### RECORDS PROVIDED
======
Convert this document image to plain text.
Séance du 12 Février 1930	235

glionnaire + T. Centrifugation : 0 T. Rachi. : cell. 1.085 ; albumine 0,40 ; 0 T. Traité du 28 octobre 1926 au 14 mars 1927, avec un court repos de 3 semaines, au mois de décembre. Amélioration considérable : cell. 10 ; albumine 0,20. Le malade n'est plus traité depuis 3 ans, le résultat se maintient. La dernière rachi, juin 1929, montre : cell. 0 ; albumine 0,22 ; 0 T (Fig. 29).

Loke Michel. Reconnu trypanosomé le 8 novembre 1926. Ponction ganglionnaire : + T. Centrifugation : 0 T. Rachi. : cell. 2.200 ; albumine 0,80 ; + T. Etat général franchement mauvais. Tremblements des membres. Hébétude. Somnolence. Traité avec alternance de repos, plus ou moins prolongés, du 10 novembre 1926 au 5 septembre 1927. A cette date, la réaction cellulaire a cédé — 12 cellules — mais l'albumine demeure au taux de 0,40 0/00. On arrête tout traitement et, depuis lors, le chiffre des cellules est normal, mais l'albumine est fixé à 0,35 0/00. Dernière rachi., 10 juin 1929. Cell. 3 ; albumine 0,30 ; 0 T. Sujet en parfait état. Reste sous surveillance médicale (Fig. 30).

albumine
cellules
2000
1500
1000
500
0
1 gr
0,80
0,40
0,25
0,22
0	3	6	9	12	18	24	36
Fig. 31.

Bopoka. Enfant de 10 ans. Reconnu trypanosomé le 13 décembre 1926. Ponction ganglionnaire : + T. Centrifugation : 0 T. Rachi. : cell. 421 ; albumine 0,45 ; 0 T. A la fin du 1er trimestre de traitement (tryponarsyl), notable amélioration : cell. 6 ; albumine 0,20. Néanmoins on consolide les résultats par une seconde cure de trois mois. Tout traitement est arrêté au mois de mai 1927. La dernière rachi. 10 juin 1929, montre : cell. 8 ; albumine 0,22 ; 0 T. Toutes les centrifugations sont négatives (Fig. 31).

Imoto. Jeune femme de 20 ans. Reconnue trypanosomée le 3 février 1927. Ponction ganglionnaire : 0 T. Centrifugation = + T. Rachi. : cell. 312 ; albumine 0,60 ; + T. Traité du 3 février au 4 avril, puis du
======
Word for word, restate all of the data shown above.

### SOLUTION TO THIS EXERCISE
Convert this document image to plain text.
Séance du 12 Février 1930	235

glionnaire + T. Centrifugation : 0 T. Rachi. : cell. 1.085 ; albumine 0,40 ; 0 T. Traité du 28 octobre 1926 au 14 mars 1927, avec un court repos de 3 semaines, au mois de décembre. Amélioration considérable : cell. 10 ; albumine 0,20. Le malade n'est plus traité depuis 3 ans, le résultat se maintient. La dernière rachi, juin 1929, montre : cell. 0 ; albumine 0,22 ; 0 T (Fig. 29).

Loke Michel. Reconnu trypanosomé le 8 novembre 1926. Ponction ganglionnaire : + T. Centrifugation : 0 T. Rachi. : cell. 2.200 ; albumine 0,80 ; + T. Etat général franchement mauvais. Tremblements des membres. Hébétude. Somnolence. Traité avec alternance de repos, plus ou moins prolongés, du 10 novembre 1926 au 5 septembre 1927. A cette date, la réaction cellulaire a cédé — 12 cellules — mais l'albumine demeure au taux de 0,40 0/00. On arrête tout traitement et, depuis lors, le chiffre des cellules est normal, mais l'albumine est fixé à 0,35 0/00. Dernière rachi., 10 juin 1929. Cell. 3 ; albumine 0,30 ; 0 T. Sujet en parfait état. Reste sous surveillance médicale (Fig. 30).

albumine
cellules
2000
1500
1000
500
0
1 gr
0,80
0,40
0,25
0,22
0	3	6	9	12	18	24	36
Fig. 31.

Bopoka. Enfant de 10 ans. Reconnu trypanosomé le 13 décembre 1926. Ponction ganglionnaire : + T. Centrifugation : 0 T. Rachi. : cell. 421 ; albumine 0,45 ; 0 T. A la fin du 1er trimestre de traitement (tryponarsyl), notable amélioration : cell. 6 ; albumine 0,20. Néanmoins on consolide les résultats par une seconde cure de trois mois. Tout traitement est arrêté au mois de mai 1927. La dernière rachi. 10 juin 1929, montre : cell. 8 ; albumine 0,22 ; 0 T. Toutes les centrifugations sont négatives (Fig. 31).

Imoto. Jeune femme de 20 ans. Reconnue trypanosomée le 3 février 1927. Ponction ganglionnaire : 0 T. Centrifugation = + T. Rachi. : cell. 312 ; albumine 0,60 ; + T. Traité du 3 février au 4 avril, puis du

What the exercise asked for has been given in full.